> **STORED ROWS**
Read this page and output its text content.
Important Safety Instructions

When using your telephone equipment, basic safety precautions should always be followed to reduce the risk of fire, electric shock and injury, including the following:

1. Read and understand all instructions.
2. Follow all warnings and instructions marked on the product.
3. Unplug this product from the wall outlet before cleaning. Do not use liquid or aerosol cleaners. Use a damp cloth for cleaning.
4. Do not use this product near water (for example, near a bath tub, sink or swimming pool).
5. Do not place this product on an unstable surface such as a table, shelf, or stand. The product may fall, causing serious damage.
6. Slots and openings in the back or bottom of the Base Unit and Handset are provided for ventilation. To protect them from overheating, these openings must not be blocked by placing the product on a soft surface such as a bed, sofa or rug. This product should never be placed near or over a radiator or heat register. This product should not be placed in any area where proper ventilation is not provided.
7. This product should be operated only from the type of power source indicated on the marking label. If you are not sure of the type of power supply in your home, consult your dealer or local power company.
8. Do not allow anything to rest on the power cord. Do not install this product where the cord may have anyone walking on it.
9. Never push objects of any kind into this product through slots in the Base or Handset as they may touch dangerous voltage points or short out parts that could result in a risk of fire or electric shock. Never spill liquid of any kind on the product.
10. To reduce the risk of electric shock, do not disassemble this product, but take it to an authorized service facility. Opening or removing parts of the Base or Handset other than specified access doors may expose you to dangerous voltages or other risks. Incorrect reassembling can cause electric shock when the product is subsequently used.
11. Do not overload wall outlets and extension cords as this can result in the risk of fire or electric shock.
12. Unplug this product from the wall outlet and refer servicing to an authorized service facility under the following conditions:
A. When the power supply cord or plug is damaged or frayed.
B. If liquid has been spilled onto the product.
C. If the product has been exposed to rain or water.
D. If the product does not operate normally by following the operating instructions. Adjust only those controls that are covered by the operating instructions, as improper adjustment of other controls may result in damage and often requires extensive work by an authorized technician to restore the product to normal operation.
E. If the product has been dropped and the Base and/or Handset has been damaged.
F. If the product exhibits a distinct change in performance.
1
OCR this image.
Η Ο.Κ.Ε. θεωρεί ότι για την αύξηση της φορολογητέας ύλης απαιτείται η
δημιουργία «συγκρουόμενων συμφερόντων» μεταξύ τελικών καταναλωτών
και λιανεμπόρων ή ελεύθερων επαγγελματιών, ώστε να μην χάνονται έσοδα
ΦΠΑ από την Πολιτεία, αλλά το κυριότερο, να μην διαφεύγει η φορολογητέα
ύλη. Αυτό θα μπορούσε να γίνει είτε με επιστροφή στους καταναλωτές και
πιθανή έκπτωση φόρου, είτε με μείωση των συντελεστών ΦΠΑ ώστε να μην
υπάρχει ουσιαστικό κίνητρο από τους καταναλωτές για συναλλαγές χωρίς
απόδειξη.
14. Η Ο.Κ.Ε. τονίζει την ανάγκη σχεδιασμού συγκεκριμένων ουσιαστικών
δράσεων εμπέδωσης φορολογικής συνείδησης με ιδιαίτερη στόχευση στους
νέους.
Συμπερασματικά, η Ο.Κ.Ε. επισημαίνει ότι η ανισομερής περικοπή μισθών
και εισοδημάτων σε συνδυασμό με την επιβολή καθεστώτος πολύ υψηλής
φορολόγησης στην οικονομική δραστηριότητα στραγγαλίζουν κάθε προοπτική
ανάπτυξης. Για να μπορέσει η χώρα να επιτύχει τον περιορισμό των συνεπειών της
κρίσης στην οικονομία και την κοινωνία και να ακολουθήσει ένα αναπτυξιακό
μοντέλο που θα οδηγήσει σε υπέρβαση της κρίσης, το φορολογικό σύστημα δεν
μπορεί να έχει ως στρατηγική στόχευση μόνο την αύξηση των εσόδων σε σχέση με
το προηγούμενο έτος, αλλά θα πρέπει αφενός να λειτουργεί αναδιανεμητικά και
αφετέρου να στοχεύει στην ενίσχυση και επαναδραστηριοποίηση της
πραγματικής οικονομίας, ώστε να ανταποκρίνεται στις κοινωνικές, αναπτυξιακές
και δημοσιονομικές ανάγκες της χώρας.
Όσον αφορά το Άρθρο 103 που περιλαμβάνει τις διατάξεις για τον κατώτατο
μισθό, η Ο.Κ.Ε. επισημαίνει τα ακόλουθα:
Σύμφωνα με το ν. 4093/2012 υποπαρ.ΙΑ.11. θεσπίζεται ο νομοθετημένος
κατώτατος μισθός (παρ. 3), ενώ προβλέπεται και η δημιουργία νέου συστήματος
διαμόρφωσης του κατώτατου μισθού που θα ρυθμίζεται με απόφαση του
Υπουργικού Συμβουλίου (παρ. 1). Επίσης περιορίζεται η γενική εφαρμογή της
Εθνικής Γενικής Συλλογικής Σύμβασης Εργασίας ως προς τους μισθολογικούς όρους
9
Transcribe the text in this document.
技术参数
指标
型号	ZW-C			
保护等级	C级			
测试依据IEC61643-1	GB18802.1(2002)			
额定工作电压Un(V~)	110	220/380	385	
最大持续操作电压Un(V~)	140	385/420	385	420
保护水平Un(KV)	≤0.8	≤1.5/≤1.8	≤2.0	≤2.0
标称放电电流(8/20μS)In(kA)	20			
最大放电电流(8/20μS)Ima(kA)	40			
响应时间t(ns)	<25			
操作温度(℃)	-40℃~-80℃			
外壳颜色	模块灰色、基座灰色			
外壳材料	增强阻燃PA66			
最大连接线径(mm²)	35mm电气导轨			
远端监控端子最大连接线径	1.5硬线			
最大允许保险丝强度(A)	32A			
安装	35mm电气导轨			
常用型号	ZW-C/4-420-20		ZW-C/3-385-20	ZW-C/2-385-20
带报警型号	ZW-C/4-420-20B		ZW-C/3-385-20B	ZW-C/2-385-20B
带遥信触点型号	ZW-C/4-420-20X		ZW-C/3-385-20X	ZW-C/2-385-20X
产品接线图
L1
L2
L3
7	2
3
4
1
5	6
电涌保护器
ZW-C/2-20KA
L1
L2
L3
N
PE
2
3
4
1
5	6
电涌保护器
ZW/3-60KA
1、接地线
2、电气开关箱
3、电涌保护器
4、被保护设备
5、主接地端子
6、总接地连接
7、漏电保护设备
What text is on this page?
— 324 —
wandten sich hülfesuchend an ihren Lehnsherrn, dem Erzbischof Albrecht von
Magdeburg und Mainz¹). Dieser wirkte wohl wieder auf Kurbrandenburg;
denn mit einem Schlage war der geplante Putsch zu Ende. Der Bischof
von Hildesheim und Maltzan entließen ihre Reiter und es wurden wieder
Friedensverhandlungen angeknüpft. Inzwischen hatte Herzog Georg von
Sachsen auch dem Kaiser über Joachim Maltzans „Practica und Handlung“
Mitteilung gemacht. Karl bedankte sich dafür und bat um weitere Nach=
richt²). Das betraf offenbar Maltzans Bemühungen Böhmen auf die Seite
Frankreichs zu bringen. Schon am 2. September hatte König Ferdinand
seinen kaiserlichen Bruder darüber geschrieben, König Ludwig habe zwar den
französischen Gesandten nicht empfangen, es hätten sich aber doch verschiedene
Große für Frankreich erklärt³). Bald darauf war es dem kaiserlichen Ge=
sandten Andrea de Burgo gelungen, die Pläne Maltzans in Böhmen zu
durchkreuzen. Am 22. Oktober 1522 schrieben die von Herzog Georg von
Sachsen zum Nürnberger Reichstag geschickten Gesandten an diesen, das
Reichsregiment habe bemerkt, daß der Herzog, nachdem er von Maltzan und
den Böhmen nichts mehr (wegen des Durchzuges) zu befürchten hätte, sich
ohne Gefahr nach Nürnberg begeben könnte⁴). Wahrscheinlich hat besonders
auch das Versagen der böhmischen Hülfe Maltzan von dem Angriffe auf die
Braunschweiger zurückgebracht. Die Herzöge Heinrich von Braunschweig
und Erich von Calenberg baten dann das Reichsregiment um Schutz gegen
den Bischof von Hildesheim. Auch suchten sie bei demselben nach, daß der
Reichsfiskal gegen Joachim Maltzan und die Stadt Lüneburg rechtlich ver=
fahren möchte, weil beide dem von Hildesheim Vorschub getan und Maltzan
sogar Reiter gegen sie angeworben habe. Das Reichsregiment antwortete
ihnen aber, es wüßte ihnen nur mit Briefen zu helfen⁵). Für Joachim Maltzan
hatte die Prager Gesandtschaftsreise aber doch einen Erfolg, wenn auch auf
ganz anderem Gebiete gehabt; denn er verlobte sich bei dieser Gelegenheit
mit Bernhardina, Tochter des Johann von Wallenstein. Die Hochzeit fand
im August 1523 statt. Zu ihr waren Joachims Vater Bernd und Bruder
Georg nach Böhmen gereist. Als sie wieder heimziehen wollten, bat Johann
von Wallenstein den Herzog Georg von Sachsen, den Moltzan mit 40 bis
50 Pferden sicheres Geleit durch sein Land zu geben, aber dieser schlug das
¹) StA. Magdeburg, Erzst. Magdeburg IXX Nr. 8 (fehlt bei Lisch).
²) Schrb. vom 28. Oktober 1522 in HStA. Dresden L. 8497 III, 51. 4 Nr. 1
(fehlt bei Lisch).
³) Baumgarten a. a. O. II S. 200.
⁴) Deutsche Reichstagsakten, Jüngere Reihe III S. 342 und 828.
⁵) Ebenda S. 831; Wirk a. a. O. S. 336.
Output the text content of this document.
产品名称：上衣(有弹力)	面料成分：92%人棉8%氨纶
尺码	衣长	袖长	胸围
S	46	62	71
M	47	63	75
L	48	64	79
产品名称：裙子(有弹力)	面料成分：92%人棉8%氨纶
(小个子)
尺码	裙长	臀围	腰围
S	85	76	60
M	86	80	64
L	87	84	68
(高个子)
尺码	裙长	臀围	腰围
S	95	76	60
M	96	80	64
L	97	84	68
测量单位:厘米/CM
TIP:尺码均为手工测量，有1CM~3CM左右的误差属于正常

> **GIVEN EXERCISE**
Every line of the listing that holds "damaged" should be found and copied.

> **EXERCISE OUTPUT**
A. When the power supply cord or plug is damaged or frayed.
E. If the product has been dropped and the Base and/or Handset has been damaged.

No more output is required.